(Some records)
+---+

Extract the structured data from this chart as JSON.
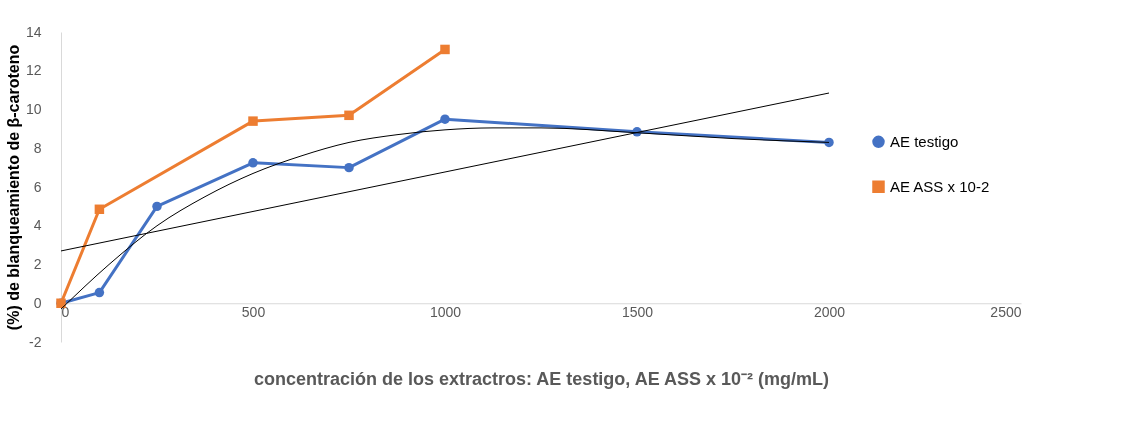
{
  "chart_data": {
    "type": "line",
    "xlabel": "concentración de los extractros: AE testigo, AE ASS x 10⁻² (mg/mL)",
    "ylabel": "(%) de blanqueamiento de β-caroteno",
    "xlim": [
      0,
      2500
    ],
    "xticks": [
      0,
      500,
      1000,
      1500,
      2000,
      2500
    ],
    "ylim": [
      -2,
      14
    ],
    "yticks": [
      -2,
      0,
      2,
      4,
      6,
      8,
      10,
      12,
      14
    ],
    "grid": false,
    "legend": "right",
    "series": [
      {
        "name": "AE testigo",
        "color": "#4472c4",
        "marker": "circle",
        "x": [
          0,
          100,
          250,
          500,
          750,
          1000,
          1500,
          2000
        ],
        "values": [
          0,
          0.55,
          5.0,
          7.25,
          7.0,
          9.5,
          8.85,
          8.3
        ]
      },
      {
        "name": "AE ASS x 10-2",
        "color": "#ed7d31",
        "marker": "square",
        "x": [
          0,
          100,
          500,
          750,
          1000
        ],
        "values": [
          0,
          4.85,
          9.4,
          9.7,
          13.1
        ]
      },
      {
        "color": "#000000",
        "marker": "none",
        "x": [
          0,
          2000
        ],
        "values": [
          2.7,
          10.85
        ]
      },
      {
        "color": "#000000",
        "marker": "none",
        "x": [
          0,
          125,
          250,
          375,
          500,
          625,
          750,
          875,
          1000,
          1125,
          1250,
          1500,
          1750,
          2000
        ],
        "values": [
          -0.3,
          2.0,
          4.0,
          5.5,
          6.7,
          7.6,
          8.3,
          8.7,
          8.95,
          9.05,
          9.05,
          8.8,
          8.5,
          8.3
        ]
      }
    ]
  }
}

+---+

Task goal> A faithful copy of the records above is needed, with the pictures left out.

Finished answer>
Extract the structured data from this chart as JSON.
{
  "chart_data": {
    "type": "line",
    "xlabel": "concentración de los extractros: AE testigo, AE ASS x 10⁻² (mg/mL)",
    "ylabel": "(%) de blanqueamiento de β-caroteno",
    "xlim": [
      0,
      2500
    ],
    "xticks": [
      0,
      500,
      1000,
      1500,
      2000,
      2500
    ],
    "ylim": [
      -2,
      14
    ],
    "yticks": [
      -2,
      0,
      2,
      4,
      6,
      8,
      10,
      12,
      14
    ],
    "grid": false,
    "legend": "right",
    "series": [
      {
        "name": "AE testigo",
        "color": "#4472c4",
        "marker": "circle",
        "x": [
          0,
          100,
          250,
          500,
          750,
          1000,
          1500,
          2000
        ],
        "values": [
          0,
          0.55,
          5.0,
          7.25,
          7.0,
          9.5,
          8.85,
          8.3
        ]
      },
      {
        "name": "AE ASS x 10-2",
        "color": "#ed7d31",
        "marker": "square",
        "x": [
          0,
          100,
          500,
          750,
          1000
        ],
        "values": [
          0,
          4.85,
          9.4,
          9.7,
          13.1
        ]
      },
      {
        "color": "#000000",
        "marker": "none",
        "x": [
          0,
          2000
        ],
        "values": [
          2.7,
          10.85
        ]
      },
      {
        "color": "#000000",
        "marker": "none",
        "x": [
          0,
          125,
          250,
          375,
          500,
          625,
          750,
          875,
          1000,
          1125,
          1250,
          1500,
          1750,
          2000
        ],
        "values": [
          -0.3,
          2.0,
          4.0,
          5.5,
          6.7,
          7.6,
          8.3,
          8.7,
          8.95,
          9.05,
          9.05,
          8.8,
          8.5,
          8.3
        ]
      }
    ]
  }
}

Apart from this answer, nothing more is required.